Entries taken from a collection:
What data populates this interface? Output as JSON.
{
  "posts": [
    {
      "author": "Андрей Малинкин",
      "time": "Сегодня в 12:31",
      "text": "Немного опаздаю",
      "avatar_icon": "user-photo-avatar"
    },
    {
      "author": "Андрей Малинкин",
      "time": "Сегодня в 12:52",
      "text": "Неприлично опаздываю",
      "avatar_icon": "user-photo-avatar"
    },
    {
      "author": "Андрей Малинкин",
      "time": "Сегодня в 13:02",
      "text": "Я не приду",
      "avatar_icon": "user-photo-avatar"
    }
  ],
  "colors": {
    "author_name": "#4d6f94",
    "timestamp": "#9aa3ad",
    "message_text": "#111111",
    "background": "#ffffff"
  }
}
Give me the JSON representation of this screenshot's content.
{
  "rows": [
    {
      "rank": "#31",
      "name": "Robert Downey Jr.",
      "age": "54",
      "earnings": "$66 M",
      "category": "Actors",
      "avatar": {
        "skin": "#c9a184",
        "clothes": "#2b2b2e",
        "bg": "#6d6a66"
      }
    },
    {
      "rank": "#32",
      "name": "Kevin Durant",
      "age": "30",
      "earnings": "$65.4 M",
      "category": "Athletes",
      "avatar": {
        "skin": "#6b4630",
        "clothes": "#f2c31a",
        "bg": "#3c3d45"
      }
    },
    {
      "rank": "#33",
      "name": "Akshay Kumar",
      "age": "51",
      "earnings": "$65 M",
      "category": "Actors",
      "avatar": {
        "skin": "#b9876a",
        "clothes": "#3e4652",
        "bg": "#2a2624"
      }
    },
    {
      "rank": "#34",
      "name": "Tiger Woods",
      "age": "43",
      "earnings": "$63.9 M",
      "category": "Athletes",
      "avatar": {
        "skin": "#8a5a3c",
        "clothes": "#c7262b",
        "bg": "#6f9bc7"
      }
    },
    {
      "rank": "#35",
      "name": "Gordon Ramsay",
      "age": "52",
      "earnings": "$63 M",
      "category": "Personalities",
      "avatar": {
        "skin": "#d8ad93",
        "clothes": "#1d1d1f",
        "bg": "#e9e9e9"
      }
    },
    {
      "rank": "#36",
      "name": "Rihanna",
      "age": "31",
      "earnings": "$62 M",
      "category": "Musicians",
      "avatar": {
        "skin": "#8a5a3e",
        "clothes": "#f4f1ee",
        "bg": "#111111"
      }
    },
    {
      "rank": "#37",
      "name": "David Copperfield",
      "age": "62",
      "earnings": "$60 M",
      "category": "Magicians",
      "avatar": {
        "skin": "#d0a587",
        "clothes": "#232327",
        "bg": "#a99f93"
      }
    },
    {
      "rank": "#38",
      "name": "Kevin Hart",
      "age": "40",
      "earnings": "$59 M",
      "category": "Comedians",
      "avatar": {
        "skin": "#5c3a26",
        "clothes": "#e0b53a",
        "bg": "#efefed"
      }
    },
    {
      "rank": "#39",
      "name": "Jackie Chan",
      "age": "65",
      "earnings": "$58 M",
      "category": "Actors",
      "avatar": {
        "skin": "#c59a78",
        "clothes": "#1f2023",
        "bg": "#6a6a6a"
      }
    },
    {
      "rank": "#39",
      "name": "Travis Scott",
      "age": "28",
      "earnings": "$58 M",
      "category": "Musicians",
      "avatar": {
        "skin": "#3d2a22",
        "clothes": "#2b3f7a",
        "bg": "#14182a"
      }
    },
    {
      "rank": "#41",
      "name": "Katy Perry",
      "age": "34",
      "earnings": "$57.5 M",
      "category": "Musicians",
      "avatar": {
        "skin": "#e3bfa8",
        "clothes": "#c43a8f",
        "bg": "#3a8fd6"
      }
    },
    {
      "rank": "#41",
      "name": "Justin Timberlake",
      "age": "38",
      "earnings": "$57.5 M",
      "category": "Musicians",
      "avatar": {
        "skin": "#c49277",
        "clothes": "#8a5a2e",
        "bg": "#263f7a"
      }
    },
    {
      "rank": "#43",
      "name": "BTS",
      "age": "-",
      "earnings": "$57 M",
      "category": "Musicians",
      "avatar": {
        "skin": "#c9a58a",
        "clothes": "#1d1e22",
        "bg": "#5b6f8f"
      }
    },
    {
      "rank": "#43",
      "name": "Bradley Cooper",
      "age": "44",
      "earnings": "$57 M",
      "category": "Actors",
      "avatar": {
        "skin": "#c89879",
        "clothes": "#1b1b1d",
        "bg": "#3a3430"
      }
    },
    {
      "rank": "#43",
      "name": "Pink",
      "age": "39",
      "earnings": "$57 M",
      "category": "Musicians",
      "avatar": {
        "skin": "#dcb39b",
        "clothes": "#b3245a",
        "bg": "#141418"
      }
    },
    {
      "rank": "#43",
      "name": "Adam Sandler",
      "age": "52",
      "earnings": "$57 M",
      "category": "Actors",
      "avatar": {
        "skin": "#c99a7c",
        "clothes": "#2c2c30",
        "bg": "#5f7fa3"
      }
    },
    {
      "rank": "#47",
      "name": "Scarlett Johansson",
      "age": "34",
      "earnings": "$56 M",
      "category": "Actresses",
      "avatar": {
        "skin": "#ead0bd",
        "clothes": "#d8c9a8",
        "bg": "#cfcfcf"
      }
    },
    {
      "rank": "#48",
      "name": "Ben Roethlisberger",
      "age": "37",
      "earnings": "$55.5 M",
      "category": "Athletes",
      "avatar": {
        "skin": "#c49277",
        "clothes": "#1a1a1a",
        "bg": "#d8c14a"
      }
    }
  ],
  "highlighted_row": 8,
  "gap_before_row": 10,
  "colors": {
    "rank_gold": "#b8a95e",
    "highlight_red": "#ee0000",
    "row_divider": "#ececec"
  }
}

▶ Given problem: Every line of the records that includes the word "this" should be gathered.

▶ Correct response:
What data populates this interface? Output as JSON.
Give me the JSON representation of this screenshot's content.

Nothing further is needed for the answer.